─── Source records

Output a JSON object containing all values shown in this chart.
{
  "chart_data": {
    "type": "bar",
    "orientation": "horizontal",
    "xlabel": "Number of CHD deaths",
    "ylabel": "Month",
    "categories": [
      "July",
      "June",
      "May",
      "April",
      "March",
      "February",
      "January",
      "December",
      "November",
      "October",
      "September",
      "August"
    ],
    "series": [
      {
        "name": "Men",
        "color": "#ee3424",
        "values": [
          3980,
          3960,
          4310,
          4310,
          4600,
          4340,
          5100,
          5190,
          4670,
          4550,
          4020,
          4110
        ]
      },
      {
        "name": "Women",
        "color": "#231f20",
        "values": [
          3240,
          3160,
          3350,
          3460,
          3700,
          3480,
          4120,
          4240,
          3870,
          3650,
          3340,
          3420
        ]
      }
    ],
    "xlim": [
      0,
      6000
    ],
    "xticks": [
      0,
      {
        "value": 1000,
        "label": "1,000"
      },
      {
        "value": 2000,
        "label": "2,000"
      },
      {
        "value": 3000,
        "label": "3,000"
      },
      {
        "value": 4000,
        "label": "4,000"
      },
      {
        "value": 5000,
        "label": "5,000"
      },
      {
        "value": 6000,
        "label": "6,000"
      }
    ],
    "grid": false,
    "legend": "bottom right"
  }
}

──────

Task details - Generate an exact reproduction of all entries.

Correct result -
Output a JSON object containing all values shown in this chart.
{
  "chart_data": {
    "type": "bar",
    "orientation": "horizontal",
    "xlabel": "Number of CHD deaths",
    "ylabel": "Month",
    "categories": [
      "July",
      "June",
      "May",
      "April",
      "March",
      "February",
      "January",
      "December",
      "November",
      "October",
      "September",
      "August"
    ],
    "series": [
      {
        "name": "Men",
        "color": "#ee3424",
        "values": [
          3980,
          3960,
          4310,
          4310,
          4600,
          4340,
          5100,
          5190,
          4670,
          4550,
          4020,
          4110
        ]
      },
      {
        "name": "Women",
        "color": "#231f20",
        "values": [
          3240,
          3160,
          3350,
          3460,
          3700,
          3480,
          4120,
          4240,
          3870,
          3650,
          3340,
          3420
        ]
      }
    ],
    "xlim": [
      0,
      6000
    ],
    "xticks": [
      0,
      {
        "value": 1000,
        "label": "1,000"
      },
      {
        "value": 2000,
        "label": "2,000"
      },
      {
        "value": 3000,
        "label": "3,000"
      },
      {
        "value": 4000,
        "label": "4,000"
      },
      {
        "value": 5000,
        "label": "5,000"
      },
      {
        "value": 6000,
        "label": "6,000"
      }
    ],
    "grid": false,
    "legend": "bottom right"
  }
}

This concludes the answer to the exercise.